*GIVEN TASK:* For the listing below, give the number of lines in which "sundried" occurs. Add nothing.

*TASK INPUTS:*
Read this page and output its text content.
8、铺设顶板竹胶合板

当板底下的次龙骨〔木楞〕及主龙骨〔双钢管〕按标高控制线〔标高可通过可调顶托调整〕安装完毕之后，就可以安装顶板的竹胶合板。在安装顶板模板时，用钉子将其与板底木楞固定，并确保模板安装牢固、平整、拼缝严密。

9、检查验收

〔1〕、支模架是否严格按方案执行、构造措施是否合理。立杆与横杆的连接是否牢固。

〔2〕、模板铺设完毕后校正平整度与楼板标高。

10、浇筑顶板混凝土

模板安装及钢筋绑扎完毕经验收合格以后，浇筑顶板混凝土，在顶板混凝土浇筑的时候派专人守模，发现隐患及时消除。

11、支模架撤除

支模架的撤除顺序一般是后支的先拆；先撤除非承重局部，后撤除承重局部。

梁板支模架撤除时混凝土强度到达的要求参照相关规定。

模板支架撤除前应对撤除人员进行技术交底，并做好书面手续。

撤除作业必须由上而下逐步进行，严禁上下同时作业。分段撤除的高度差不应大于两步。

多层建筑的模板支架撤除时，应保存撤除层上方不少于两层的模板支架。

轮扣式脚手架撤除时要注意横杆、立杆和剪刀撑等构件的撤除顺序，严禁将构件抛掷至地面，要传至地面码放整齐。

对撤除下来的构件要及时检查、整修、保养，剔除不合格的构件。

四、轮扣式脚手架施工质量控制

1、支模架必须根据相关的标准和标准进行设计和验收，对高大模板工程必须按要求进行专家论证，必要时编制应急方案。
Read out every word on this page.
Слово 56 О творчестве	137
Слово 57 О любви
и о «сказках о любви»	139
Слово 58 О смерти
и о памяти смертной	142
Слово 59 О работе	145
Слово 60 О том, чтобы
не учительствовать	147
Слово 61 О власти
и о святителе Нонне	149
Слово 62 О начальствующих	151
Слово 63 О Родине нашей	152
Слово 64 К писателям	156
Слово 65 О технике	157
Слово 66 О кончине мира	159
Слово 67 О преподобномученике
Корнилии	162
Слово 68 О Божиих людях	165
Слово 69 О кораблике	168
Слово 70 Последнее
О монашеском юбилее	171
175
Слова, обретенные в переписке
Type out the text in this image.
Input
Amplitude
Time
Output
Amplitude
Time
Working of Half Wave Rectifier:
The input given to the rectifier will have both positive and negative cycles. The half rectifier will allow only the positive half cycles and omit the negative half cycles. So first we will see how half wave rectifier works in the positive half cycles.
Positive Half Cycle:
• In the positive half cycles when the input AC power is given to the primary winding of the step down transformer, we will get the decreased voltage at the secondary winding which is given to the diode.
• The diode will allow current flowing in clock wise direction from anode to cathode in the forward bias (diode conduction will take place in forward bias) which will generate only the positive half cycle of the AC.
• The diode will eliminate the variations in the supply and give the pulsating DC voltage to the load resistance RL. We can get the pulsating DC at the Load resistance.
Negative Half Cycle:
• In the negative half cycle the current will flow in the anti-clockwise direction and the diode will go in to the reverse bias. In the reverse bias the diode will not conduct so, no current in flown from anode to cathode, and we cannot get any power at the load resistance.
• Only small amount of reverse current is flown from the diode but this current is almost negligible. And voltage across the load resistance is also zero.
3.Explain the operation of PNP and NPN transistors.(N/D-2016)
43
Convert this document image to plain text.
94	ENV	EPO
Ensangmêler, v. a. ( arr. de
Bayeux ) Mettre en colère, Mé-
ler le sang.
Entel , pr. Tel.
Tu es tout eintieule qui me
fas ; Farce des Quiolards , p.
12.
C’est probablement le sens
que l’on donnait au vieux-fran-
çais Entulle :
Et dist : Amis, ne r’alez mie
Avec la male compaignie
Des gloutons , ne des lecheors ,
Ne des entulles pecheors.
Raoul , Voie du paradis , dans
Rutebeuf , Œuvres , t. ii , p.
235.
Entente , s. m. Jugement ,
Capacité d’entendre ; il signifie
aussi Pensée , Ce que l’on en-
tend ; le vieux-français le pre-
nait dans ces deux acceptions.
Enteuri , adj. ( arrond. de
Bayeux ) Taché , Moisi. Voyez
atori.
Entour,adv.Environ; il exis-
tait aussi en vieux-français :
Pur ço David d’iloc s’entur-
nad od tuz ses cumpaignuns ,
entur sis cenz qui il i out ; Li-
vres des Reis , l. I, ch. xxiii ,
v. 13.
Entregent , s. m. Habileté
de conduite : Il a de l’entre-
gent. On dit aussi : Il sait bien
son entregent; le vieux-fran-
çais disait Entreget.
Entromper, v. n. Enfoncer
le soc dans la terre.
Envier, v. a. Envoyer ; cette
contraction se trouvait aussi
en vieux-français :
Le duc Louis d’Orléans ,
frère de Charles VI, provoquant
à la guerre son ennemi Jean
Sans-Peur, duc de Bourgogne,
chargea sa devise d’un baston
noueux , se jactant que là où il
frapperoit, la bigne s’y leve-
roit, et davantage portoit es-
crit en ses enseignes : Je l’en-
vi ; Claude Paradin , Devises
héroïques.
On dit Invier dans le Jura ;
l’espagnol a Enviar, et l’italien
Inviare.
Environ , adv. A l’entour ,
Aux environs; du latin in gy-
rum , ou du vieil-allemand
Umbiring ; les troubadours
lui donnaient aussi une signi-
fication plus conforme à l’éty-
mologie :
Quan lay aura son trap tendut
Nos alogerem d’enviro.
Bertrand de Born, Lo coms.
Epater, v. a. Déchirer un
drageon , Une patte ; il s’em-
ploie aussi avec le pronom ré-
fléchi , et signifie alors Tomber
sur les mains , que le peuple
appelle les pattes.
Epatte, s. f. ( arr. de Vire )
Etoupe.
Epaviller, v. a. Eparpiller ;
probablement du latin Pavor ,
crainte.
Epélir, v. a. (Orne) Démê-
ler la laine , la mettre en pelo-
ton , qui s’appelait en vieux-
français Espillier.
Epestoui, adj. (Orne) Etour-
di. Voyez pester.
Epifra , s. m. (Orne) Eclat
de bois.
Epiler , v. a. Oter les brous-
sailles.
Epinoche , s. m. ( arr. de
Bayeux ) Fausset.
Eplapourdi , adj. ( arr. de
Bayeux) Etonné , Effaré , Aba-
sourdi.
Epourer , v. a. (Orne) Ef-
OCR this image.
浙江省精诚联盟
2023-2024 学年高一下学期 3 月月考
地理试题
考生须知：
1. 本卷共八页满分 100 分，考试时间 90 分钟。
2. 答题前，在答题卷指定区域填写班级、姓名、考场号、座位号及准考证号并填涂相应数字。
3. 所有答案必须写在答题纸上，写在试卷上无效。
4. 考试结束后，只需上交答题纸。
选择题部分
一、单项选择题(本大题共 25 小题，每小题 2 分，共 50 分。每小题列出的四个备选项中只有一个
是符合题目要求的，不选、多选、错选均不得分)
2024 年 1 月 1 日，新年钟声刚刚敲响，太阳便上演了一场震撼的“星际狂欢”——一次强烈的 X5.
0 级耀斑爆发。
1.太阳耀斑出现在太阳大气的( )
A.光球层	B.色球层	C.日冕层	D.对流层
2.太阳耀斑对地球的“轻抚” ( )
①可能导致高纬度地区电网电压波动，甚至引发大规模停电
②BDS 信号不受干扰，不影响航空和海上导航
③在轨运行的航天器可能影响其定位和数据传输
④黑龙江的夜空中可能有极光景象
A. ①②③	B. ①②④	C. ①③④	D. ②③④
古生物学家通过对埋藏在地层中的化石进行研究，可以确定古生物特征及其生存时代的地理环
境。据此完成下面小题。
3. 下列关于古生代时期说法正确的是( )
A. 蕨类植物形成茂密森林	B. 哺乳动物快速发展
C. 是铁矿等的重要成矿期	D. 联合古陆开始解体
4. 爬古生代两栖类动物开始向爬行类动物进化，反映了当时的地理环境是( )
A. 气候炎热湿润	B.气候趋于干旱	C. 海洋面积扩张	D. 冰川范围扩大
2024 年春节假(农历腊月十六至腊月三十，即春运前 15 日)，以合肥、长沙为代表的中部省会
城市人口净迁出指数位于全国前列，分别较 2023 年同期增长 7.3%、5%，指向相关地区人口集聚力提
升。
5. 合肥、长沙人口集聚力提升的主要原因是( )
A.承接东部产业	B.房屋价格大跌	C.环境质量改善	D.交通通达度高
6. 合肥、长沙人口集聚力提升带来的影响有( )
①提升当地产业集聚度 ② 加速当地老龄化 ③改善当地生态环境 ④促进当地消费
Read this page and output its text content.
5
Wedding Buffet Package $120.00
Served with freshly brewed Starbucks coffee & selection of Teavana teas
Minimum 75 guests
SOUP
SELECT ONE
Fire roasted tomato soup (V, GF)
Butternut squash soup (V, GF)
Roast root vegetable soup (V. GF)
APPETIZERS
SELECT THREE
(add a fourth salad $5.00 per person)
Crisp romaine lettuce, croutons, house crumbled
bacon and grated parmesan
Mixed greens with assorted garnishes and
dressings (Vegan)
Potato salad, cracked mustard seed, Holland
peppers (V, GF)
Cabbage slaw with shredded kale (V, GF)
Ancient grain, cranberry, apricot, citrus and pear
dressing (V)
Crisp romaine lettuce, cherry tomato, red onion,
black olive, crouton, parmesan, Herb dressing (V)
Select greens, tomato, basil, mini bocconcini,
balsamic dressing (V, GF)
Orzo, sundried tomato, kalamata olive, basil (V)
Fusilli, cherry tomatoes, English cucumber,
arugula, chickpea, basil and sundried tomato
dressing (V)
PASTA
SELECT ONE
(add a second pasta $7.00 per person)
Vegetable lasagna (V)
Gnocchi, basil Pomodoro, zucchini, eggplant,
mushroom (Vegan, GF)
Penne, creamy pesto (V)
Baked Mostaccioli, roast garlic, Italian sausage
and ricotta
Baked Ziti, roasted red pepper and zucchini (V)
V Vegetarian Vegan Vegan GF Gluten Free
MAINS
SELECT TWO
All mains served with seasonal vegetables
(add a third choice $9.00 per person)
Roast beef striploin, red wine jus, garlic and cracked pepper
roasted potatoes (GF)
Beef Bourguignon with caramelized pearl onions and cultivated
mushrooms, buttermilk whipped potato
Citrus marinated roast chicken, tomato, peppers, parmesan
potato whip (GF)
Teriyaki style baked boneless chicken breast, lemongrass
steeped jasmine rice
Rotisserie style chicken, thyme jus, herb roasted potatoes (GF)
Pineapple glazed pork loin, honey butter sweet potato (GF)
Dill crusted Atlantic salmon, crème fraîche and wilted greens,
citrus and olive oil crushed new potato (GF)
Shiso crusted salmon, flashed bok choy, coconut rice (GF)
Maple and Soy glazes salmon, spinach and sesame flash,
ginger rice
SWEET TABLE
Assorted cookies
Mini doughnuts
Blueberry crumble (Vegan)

*RESULT FOR THIS EXERCISE:* 2